## Data supplied
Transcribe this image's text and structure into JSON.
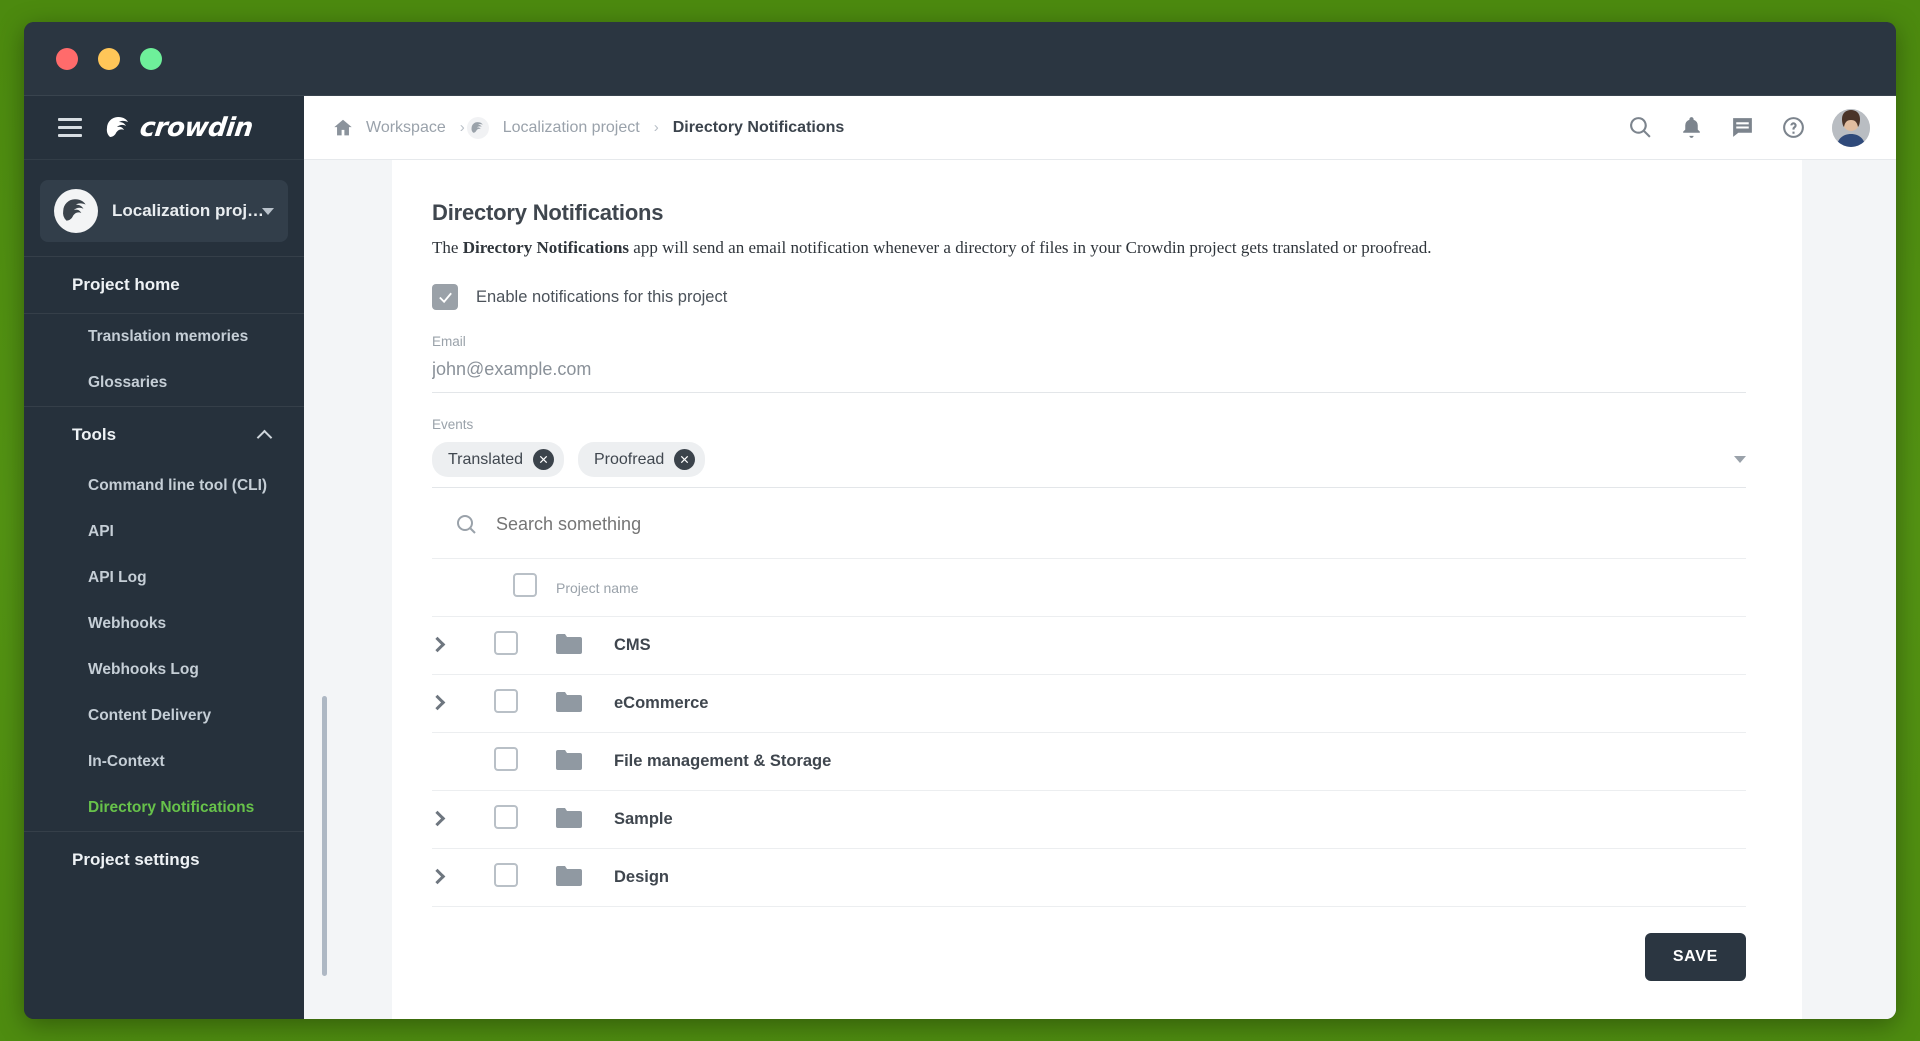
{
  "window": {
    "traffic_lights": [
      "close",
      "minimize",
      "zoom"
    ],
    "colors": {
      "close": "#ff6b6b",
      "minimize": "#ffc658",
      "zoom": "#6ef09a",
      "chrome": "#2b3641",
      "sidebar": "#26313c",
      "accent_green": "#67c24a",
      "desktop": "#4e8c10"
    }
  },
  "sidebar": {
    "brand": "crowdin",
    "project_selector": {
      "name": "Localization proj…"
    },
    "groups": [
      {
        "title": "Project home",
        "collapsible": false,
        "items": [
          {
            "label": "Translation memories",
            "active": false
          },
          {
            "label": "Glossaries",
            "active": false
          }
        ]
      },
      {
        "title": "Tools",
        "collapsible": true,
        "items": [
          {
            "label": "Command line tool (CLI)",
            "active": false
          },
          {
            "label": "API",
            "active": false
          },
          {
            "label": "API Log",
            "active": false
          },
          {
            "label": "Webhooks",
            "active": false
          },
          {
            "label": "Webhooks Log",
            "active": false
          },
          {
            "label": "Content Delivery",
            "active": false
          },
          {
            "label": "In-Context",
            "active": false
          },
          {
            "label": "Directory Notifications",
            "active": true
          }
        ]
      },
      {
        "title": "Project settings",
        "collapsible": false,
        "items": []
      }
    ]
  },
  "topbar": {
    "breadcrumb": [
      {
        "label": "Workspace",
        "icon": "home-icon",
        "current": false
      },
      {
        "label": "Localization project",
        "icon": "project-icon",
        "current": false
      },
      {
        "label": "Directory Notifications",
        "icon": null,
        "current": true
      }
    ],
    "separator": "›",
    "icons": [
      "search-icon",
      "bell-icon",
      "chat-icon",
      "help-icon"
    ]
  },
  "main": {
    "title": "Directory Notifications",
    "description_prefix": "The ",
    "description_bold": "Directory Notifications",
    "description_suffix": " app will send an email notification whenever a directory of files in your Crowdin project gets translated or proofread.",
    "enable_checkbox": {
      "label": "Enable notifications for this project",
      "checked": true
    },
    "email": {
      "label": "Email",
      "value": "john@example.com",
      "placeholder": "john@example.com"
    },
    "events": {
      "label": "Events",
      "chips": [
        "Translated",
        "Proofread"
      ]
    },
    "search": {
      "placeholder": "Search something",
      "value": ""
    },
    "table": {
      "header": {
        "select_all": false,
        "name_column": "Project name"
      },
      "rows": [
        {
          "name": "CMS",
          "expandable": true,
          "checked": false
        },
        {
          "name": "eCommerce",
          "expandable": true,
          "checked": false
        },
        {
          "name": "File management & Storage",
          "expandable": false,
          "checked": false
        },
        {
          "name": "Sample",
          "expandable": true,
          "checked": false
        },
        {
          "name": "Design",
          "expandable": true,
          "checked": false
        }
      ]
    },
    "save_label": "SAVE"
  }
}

...

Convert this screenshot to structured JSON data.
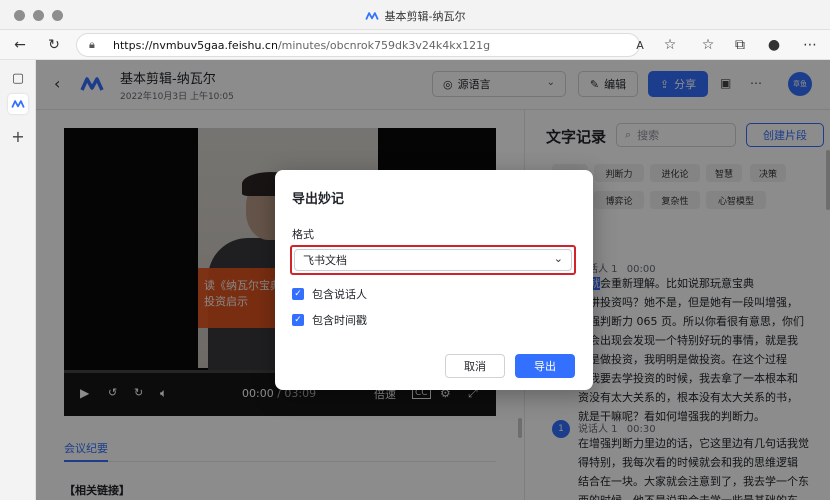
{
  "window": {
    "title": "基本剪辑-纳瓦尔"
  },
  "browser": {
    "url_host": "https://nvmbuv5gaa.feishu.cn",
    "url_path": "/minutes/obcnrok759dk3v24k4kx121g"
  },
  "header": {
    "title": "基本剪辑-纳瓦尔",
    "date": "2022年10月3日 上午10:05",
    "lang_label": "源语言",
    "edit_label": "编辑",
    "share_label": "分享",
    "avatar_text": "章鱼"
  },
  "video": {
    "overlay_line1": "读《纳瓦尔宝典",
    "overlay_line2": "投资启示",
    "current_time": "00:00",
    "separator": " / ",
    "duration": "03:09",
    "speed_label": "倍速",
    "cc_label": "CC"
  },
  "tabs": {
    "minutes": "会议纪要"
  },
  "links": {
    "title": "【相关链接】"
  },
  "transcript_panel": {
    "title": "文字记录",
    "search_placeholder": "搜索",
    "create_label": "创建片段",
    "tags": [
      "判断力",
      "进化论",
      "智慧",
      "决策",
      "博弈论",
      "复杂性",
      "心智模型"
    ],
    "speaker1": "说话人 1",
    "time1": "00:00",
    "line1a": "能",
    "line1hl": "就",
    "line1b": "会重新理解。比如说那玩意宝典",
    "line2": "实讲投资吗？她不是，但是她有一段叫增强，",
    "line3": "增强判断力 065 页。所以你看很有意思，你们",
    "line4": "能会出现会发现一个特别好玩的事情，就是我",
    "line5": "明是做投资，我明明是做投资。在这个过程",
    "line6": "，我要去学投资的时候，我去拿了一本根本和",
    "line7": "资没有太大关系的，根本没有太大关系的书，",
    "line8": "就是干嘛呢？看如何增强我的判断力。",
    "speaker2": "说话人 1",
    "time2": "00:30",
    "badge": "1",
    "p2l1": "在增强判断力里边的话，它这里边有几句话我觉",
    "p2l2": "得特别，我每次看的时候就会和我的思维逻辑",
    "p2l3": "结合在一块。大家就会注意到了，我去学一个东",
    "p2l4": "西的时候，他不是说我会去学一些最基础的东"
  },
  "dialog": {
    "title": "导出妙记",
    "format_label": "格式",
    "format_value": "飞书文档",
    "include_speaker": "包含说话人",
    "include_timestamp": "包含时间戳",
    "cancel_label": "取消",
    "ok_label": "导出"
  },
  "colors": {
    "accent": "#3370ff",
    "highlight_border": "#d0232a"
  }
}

## Problem requirements
Copy each line above where the string "john" occurs.

## Answer in full
      "value": "john@example.com",
      "placeholder": "john@example.com"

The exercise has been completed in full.